------ Entries supplied ------
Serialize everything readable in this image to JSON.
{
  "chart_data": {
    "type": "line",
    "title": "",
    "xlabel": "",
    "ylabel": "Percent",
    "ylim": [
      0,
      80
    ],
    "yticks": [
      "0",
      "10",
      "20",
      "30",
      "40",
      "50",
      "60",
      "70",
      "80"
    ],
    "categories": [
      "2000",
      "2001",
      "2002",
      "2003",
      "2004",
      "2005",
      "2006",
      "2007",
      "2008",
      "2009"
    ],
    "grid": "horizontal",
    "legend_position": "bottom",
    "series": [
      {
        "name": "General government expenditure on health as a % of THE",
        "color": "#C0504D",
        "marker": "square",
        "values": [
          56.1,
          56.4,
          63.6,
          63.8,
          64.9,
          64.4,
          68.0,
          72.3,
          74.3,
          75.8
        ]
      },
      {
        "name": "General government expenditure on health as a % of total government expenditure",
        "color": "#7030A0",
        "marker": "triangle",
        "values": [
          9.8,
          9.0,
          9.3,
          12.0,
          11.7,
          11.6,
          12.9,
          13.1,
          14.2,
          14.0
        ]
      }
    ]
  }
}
------
- _Prompt_
Your task is to extract all of the records exactly.

- _Answer for the task_
Serialize everything readable in this image to JSON.
{
  "chart_data": {
    "type": "line",
    "title": "",
    "xlabel": "",
    "ylabel": "Percent",
    "ylim": [
      0,
      80
    ],
    "yticks": [
      "0",
      "10",
      "20",
      "30",
      "40",
      "50",
      "60",
      "70",
      "80"
    ],
    "categories": [
      "2000",
      "2001",
      "2002",
      "2003",
      "2004",
      "2005",
      "2006",
      "2007",
      "2008",
      "2009"
    ],
    "grid": "horizontal",
    "legend_position": "bottom",
    "series": [
      {
        "name": "General government expenditure on health as a % of THE",
        "color": "#C0504D",
        "marker": "square",
        "values": [
          56.1,
          56.4,
          63.6,
          63.8,
          64.9,
          64.4,
          68.0,
          72.3,
          74.3,
          75.8
        ]
      },
      {
        "name": "General government expenditure on health as a % of total government expenditure",
        "color": "#7030A0",
        "marker": "triangle",
        "values": [
          9.8,
          9.0,
          9.3,
          12.0,
          11.7,
          11.6,
          12.9,
          13.1,
          14.2,
          14.0
        ]
      }
    ]
  }
}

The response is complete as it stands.